RECORD EXCERPTS
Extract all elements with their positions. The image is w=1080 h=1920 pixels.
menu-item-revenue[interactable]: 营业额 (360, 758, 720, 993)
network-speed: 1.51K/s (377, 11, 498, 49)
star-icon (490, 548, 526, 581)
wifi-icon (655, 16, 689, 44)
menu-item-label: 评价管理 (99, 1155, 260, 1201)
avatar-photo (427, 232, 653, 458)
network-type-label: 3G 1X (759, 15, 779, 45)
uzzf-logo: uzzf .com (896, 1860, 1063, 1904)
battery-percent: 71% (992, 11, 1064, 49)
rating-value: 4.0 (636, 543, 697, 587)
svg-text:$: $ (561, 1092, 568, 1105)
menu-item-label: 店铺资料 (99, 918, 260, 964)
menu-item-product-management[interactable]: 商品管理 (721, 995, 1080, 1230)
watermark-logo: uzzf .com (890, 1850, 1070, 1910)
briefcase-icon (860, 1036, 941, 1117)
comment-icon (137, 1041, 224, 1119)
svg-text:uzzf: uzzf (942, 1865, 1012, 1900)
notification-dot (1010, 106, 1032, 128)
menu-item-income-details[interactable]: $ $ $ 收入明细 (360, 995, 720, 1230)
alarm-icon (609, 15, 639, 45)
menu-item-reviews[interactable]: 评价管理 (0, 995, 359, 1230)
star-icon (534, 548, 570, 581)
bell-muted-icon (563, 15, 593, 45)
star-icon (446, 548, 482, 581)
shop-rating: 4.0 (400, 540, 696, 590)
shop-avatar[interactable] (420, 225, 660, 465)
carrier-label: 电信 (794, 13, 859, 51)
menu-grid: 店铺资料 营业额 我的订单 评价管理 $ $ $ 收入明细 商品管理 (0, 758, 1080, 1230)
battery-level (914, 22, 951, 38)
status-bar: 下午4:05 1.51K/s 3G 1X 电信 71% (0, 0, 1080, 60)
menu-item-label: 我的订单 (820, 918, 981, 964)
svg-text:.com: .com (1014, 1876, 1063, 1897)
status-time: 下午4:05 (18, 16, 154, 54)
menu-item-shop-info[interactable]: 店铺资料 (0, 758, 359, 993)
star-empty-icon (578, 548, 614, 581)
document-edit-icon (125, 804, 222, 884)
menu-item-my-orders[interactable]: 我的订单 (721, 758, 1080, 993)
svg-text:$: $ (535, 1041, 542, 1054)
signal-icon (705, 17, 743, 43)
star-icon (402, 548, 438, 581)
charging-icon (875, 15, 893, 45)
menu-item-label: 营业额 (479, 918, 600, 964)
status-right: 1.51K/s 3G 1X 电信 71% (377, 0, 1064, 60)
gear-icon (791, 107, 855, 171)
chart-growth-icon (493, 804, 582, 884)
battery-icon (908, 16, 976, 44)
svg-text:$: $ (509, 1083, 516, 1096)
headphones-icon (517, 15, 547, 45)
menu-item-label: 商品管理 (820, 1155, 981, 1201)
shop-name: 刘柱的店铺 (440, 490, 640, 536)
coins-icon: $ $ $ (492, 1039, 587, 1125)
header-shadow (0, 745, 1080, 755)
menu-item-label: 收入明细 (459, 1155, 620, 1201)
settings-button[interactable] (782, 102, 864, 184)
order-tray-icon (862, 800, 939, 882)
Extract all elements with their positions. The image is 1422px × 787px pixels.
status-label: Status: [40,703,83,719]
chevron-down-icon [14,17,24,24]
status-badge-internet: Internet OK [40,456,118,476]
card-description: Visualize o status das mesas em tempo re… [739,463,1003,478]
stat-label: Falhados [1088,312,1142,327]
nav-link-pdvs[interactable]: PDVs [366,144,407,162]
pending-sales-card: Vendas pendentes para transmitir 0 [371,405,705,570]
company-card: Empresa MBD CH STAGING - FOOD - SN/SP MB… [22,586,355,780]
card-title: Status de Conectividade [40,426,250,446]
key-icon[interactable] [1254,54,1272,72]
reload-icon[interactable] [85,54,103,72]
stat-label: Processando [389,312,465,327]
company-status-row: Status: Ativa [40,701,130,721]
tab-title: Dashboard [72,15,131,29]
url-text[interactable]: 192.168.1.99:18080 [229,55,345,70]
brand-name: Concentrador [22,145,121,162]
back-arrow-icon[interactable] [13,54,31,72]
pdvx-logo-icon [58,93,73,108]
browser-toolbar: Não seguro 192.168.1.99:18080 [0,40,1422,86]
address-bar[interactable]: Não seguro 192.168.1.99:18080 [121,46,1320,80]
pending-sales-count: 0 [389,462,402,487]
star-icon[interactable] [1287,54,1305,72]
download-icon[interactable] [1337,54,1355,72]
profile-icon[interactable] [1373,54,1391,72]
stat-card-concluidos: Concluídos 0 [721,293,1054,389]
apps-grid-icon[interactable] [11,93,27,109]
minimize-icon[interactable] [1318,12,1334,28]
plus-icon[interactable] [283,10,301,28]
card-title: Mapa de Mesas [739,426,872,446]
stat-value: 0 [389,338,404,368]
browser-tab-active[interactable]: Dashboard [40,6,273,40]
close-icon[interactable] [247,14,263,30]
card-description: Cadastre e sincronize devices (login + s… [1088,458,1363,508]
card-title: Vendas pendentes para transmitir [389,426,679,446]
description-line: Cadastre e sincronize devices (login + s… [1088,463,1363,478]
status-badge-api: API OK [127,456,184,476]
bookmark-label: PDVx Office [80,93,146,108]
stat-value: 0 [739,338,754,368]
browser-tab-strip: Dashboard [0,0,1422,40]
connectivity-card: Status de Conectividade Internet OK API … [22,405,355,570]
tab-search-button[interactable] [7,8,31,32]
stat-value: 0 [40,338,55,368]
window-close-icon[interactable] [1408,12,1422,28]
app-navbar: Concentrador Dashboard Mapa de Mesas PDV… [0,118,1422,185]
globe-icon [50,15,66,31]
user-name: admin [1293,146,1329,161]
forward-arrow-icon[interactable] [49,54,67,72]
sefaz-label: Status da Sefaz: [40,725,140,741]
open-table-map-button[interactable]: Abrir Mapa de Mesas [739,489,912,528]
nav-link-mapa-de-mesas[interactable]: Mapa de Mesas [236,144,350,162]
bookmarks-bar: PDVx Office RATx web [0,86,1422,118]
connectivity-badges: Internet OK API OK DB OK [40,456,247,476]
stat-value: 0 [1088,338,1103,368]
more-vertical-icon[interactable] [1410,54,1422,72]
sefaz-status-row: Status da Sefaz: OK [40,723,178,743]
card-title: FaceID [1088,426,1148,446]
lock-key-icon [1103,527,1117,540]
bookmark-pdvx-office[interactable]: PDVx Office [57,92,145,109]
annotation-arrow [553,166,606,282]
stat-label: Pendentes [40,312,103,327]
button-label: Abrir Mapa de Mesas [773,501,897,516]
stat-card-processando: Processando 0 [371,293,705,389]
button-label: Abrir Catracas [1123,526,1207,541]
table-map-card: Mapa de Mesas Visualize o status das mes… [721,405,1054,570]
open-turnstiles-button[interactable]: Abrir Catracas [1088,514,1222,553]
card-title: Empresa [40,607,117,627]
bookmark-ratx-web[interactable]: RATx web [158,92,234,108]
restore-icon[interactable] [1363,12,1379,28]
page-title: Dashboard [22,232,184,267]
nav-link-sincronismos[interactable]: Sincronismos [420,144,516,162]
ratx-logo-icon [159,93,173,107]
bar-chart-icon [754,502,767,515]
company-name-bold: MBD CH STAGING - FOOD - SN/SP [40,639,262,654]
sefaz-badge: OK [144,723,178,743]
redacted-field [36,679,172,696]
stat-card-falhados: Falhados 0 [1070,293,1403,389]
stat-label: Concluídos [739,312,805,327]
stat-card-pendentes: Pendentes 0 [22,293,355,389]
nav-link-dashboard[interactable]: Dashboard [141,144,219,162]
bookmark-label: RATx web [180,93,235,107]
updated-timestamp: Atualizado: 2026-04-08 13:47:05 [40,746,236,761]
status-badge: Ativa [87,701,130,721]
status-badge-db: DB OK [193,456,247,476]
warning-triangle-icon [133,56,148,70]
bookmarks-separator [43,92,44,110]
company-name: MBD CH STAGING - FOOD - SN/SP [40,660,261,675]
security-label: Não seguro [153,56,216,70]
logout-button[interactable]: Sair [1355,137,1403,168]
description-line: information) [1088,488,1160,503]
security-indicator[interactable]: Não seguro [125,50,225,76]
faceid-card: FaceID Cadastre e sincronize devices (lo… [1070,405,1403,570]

TASK BRIEF
Change "wifi-icon" to "wireless-icon" in the stretch of entries from the start through the line containing "alarm-icon (609, 15, 639, 45)", and reproduce that stretch with nothing else altered.

COMPLETE RESPONSE
Extract all elements with their positions. The image is w=1080 h=1920 pixels.
menu-item-revenue[interactable]: 营业额 (360, 758, 720, 993)
network-speed: 1.51K/s (377, 11, 498, 49)
star-icon (490, 548, 526, 581)
wireless-icon (655, 16, 689, 44)
menu-item-label: 评价管理 (99, 1155, 260, 1201)
avatar-photo (427, 232, 653, 458)
network-type-label: 3G 1X (759, 15, 779, 45)
uzzf-logo: uzzf .com (896, 1860, 1063, 1904)
battery-percent: 71% (992, 11, 1064, 49)
rating-value: 4.0 (636, 543, 697, 587)
svg-text:$: $ (561, 1092, 568, 1105)
menu-item-label: 店铺资料 (99, 918, 260, 964)
menu-item-product-management[interactable]: 商品管理 (721, 995, 1080, 1230)
watermark-logo: uzzf .com (890, 1850, 1070, 1910)
briefcase-icon (860, 1036, 941, 1117)
comment-icon (137, 1041, 224, 1119)
svg-text:uzzf: uzzf (942, 1865, 1012, 1900)
notification-dot (1010, 106, 1032, 128)
menu-item-income-details[interactable]: $ $ $ 收入明细 (360, 995, 720, 1230)
alarm-icon (609, 15, 639, 45)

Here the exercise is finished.